[Stored records]
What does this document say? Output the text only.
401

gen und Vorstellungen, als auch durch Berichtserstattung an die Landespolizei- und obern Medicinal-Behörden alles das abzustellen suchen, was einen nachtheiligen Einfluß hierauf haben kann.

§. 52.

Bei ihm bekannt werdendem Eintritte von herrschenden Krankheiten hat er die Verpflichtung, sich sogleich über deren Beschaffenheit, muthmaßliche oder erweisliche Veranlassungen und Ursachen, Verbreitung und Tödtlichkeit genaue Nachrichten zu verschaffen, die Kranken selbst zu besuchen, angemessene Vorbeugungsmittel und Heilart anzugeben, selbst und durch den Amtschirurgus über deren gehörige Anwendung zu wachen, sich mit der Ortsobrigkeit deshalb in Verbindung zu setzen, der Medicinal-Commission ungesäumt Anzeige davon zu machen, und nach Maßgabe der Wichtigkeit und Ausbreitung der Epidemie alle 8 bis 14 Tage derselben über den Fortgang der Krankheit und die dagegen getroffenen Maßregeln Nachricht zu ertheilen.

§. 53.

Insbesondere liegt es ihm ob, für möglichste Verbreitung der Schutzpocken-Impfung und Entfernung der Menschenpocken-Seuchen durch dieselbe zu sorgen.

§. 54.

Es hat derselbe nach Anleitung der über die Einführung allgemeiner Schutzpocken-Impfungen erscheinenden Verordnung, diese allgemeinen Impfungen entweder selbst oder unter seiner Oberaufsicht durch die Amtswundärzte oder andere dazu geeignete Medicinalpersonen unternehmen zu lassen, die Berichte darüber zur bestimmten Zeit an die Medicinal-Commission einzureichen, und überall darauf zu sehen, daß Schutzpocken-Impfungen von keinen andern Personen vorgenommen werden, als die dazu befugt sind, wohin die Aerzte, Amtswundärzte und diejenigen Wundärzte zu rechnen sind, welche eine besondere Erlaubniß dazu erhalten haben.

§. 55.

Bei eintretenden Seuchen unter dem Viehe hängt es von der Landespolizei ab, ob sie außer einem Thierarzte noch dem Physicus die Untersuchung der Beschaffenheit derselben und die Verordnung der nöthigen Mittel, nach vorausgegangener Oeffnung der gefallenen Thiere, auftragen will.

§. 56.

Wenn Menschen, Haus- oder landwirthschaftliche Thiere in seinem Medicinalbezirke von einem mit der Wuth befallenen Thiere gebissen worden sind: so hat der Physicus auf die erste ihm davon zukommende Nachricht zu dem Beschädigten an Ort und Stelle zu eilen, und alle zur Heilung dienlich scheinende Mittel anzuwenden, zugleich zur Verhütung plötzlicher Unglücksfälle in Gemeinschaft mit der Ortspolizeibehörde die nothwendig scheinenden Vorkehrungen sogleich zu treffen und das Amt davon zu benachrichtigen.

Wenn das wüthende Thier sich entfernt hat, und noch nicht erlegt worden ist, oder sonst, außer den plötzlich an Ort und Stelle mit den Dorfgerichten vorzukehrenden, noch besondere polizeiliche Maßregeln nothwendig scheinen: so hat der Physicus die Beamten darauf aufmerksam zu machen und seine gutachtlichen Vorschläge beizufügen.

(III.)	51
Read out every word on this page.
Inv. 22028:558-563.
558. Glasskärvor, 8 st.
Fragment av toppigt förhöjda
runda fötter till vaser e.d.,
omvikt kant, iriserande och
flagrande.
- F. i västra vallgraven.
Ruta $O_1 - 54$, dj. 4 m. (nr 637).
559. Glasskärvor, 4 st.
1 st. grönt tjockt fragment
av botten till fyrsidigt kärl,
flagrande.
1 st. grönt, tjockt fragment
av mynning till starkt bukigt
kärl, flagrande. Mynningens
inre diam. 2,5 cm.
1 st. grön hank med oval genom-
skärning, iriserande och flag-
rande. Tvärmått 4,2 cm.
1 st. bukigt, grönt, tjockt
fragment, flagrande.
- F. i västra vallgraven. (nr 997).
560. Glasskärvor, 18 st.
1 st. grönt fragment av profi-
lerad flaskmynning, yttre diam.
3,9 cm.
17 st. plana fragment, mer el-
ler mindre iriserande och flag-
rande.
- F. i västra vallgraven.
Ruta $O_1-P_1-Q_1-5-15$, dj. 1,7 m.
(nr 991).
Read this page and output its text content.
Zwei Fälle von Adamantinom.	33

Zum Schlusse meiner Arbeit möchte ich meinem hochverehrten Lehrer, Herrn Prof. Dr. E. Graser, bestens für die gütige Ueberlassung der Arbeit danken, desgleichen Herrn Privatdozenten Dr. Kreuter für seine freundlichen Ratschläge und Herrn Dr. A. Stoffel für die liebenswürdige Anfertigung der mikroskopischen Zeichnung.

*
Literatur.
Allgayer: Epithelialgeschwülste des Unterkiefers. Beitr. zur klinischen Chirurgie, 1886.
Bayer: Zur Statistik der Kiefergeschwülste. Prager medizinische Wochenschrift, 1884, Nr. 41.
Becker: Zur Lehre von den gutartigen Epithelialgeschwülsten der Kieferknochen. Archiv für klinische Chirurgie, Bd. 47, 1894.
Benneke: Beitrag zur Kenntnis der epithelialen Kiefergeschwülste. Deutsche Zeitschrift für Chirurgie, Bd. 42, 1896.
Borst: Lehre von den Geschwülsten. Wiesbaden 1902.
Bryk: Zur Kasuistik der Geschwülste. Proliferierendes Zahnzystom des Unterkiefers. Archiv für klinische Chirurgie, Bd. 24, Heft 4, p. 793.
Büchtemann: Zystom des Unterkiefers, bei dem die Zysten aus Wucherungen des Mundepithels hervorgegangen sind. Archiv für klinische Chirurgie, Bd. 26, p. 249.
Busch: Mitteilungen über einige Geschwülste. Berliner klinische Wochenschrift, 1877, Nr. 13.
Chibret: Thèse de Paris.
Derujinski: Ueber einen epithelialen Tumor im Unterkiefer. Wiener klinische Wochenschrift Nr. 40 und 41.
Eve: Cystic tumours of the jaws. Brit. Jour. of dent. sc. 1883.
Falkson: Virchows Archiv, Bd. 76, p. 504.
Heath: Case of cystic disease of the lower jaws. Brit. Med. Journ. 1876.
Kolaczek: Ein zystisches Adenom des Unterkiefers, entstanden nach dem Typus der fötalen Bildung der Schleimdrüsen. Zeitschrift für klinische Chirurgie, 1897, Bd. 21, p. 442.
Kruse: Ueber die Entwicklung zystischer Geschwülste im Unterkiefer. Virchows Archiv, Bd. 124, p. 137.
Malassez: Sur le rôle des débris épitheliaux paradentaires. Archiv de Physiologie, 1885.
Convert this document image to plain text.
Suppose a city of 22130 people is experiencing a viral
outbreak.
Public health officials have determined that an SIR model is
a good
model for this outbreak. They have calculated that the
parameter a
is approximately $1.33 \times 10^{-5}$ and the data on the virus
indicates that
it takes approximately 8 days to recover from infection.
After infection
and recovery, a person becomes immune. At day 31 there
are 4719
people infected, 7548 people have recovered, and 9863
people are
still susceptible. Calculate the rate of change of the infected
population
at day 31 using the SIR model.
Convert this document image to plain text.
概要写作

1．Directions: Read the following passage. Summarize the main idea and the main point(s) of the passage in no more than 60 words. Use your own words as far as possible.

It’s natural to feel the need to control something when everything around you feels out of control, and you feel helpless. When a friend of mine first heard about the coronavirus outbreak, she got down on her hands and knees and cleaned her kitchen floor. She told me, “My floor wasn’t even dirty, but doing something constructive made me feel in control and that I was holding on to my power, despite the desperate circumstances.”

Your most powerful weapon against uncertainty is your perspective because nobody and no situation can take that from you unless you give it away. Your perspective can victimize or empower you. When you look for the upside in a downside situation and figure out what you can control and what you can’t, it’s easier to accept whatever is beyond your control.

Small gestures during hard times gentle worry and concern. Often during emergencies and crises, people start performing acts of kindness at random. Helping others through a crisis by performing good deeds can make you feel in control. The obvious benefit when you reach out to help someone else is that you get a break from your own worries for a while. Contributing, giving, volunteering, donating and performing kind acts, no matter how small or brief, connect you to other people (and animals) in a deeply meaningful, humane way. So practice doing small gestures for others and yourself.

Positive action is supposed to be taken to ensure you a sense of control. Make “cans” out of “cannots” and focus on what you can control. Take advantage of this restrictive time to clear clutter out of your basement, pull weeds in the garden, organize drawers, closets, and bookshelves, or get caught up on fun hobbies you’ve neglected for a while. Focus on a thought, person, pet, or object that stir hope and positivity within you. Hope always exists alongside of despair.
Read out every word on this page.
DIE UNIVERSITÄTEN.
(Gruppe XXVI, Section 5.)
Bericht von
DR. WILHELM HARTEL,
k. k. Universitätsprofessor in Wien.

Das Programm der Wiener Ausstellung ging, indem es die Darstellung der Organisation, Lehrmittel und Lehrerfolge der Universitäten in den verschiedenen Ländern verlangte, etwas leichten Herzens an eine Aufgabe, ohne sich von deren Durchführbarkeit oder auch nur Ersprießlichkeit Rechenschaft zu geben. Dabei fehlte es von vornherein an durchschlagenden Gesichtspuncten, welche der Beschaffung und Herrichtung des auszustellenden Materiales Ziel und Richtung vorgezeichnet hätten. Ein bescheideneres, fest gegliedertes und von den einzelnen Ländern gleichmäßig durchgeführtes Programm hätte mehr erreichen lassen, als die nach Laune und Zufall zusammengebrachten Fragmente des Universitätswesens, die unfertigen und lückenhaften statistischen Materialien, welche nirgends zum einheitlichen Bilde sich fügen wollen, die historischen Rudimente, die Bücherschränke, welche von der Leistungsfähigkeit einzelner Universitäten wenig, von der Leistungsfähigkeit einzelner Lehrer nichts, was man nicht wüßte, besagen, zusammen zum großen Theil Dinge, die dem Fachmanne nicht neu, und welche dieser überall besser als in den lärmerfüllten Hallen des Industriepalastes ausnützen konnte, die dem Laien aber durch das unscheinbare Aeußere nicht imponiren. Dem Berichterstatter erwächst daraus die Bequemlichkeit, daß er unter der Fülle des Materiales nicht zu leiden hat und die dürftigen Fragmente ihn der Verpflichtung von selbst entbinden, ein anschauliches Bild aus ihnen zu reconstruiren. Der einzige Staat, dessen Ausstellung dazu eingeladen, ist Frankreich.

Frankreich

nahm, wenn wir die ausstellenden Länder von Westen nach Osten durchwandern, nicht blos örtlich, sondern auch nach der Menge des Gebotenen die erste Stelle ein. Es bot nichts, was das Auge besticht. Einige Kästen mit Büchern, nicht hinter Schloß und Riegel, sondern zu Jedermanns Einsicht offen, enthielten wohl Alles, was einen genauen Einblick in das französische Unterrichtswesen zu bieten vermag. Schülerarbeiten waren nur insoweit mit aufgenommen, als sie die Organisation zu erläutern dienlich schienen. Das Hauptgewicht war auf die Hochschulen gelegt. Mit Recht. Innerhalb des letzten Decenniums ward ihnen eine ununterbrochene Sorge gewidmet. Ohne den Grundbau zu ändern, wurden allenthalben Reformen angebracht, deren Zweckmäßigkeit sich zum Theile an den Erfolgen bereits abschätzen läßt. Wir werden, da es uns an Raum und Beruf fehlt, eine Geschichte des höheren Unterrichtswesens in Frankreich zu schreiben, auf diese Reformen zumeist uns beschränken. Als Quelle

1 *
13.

**EXERCISE AIM:** Pick out every line above that holds the word "infection" and copy it.

**TASK RESULT:**
it takes approximately 8 days to recover from infection.
After infection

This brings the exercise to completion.